* [What is being asked] Without skipping anything, write out each record below exactly.

..........

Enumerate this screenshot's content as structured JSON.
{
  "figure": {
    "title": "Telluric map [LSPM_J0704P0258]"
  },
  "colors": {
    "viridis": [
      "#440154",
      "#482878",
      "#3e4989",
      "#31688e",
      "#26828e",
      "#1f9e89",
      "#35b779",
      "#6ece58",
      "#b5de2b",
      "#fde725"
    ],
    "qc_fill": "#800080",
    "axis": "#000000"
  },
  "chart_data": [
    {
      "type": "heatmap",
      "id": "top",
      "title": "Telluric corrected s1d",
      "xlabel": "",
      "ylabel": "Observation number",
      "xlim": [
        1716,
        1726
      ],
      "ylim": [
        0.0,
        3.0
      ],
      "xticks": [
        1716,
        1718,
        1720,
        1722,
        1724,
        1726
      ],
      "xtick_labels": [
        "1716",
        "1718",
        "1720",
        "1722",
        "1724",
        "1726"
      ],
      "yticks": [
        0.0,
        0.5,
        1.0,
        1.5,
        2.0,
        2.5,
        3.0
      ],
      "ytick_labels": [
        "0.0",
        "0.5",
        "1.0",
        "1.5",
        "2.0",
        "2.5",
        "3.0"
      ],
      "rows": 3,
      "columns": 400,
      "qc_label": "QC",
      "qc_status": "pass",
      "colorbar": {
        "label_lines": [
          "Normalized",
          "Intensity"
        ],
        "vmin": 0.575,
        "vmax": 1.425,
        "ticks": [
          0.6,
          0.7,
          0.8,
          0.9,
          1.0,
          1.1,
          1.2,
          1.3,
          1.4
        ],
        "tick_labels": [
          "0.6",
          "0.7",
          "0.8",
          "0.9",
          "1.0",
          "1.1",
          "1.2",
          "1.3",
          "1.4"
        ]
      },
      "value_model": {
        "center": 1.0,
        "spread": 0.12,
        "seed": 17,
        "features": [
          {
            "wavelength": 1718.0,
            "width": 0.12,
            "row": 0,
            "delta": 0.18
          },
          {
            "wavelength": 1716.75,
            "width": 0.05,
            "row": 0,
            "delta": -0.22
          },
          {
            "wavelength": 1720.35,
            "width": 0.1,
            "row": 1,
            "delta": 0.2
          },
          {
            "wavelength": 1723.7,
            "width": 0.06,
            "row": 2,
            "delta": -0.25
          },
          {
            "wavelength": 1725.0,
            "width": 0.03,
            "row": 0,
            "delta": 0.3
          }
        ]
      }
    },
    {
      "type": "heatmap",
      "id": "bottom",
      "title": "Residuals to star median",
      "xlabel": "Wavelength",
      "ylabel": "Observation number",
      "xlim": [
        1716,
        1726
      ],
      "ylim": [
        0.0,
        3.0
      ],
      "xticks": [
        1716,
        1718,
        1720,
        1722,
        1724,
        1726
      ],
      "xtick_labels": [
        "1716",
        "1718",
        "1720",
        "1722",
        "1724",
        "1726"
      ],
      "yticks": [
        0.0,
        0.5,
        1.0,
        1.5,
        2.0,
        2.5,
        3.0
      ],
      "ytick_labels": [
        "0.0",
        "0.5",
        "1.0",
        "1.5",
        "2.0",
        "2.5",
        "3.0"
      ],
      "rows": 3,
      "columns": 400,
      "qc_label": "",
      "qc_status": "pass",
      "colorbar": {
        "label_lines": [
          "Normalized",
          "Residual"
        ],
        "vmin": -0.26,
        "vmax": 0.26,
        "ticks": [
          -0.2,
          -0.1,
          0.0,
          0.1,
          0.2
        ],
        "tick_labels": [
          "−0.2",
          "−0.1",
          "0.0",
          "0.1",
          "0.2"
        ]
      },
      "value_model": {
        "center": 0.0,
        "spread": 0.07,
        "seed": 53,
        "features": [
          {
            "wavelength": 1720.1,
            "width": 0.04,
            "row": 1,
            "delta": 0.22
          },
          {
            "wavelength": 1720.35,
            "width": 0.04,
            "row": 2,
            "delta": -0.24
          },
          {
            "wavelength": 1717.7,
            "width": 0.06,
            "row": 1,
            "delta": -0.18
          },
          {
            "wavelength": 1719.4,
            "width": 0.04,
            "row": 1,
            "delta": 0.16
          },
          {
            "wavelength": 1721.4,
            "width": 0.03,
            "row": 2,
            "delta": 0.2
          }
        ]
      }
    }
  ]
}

..........

* [Task solution]
Enumerate this screenshot's content as structured JSON.
{
  "figure": {
    "title": "Telluric map [LSPM_J0704P0258]"
  },
  "colors": {
    "viridis": [
      "#440154",
      "#482878",
      "#3e4989",
      "#31688e",
      "#26828e",
      "#1f9e89",
      "#35b779",
      "#6ece58",
      "#b5de2b",
      "#fde725"
    ],
    "qc_fill": "#800080",
    "axis": "#000000"
  },
  "chart_data": [
    {
      "type": "heatmap",
      "id": "top",
      "title": "Telluric corrected s1d",
      "xlabel": "",
      "ylabel": "Observation number",
      "xlim": [
        1716,
        1726
      ],
      "ylim": [
        0.0,
        3.0
      ],
      "xticks": [
        1716,
        1718,
        1720,
        1722,
        1724,
        1726
      ],
      "xtick_labels": [
        "1716",
        "1718",
        "1720",
        "1722",
        "1724",
        "1726"
      ],
      "yticks": [
        0.0,
        0.5,
        1.0,
        1.5,
        2.0,
        2.5,
        3.0
      ],
      "ytick_labels": [
        "0.0",
        "0.5",
        "1.0",
        "1.5",
        "2.0",
        "2.5",
        "3.0"
      ],
      "rows": 3,
      "columns": 400,
      "qc_label": "QC",
      "qc_status": "pass",
      "colorbar": {
        "label_lines": [
          "Normalized",
          "Intensity"
        ],
        "vmin": 0.575,
        "vmax": 1.425,
        "ticks": [
          0.6,
          0.7,
          0.8,
          0.9,
          1.0,
          1.1,
          1.2,
          1.3,
          1.4
        ],
        "tick_labels": [
          "0.6",
          "0.7",
          "0.8",
          "0.9",
          "1.0",
          "1.1",
          "1.2",
          "1.3",
          "1.4"
        ]
      },
      "value_model": {
        "center": 1.0,
        "spread": 0.12,
        "seed": 17,
        "features": [
          {
            "wavelength": 1718.0,
            "width": 0.12,
            "row": 0,
            "delta": 0.18
          },
          {
            "wavelength": 1716.75,
            "width": 0.05,
            "row": 0,
            "delta": -0.22
          },
          {
            "wavelength": 1720.35,
            "width": 0.1,
            "row": 1,
            "delta": 0.2
          },
          {
            "wavelength": 1723.7,
            "width": 0.06,
            "row": 2,
            "delta": -0.25
          },
          {
            "wavelength": 1725.0,
            "width": 0.03,
            "row": 0,
            "delta": 0.3
          }
        ]
      }
    },
    {
      "type": "heatmap",
      "id": "bottom",
      "title": "Residuals to star median",
      "xlabel": "Wavelength",
      "ylabel": "Observation number",
      "xlim": [
        1716,
        1726
      ],
      "ylim": [
        0.0,
        3.0
      ],
      "xticks": [
        1716,
        1718,
        1720,
        1722,
        1724,
        1726
      ],
      "xtick_labels": [
        "1716",
        "1718",
        "1720",
        "1722",
        "1724",
        "1726"
      ],
      "yticks": [
        0.0,
        0.5,
        1.0,
        1.5,
        2.0,
        2.5,
        3.0
      ],
      "ytick_labels": [
        "0.0",
        "0.5",
        "1.0",
        "1.5",
        "2.0",
        "2.5",
        "3.0"
      ],
      "rows": 3,
      "columns": 400,
      "qc_label": "",
      "qc_status": "pass",
      "colorbar": {
        "label_lines": [
          "Normalized",
          "Residual"
        ],
        "vmin": -0.26,
        "vmax": 0.26,
        "ticks": [
          -0.2,
          -0.1,
          0.0,
          0.1,
          0.2
        ],
        "tick_labels": [
          "−0.2",
          "−0.1",
          "0.0",
          "0.1",
          "0.2"
        ]
      },
      "value_model": {
        "center": 0.0,
        "spread": 0.07,
        "seed": 53,
        "features": [
          {
            "wavelength": 1720.1,
            "width": 0.04,
            "row": 1,
            "delta": 0.22
          },
          {
            "wavelength": 1720.35,
            "width": 0.04,
            "row": 2,
            "delta": -0.24
          },
          {
            "wavelength": 1717.7,
            "width": 0.06,
            "row": 1,
            "delta": -0.18
          },
          {
            "wavelength": 1719.4,
            "width": 0.04,
            "row": 1,
            "delta": 0.16
          },
          {
            "wavelength": 1721.4,
            "width": 0.03,
            "row": 2,
            "delta": 0.2
          }
        ]
      }
    }
  ]
}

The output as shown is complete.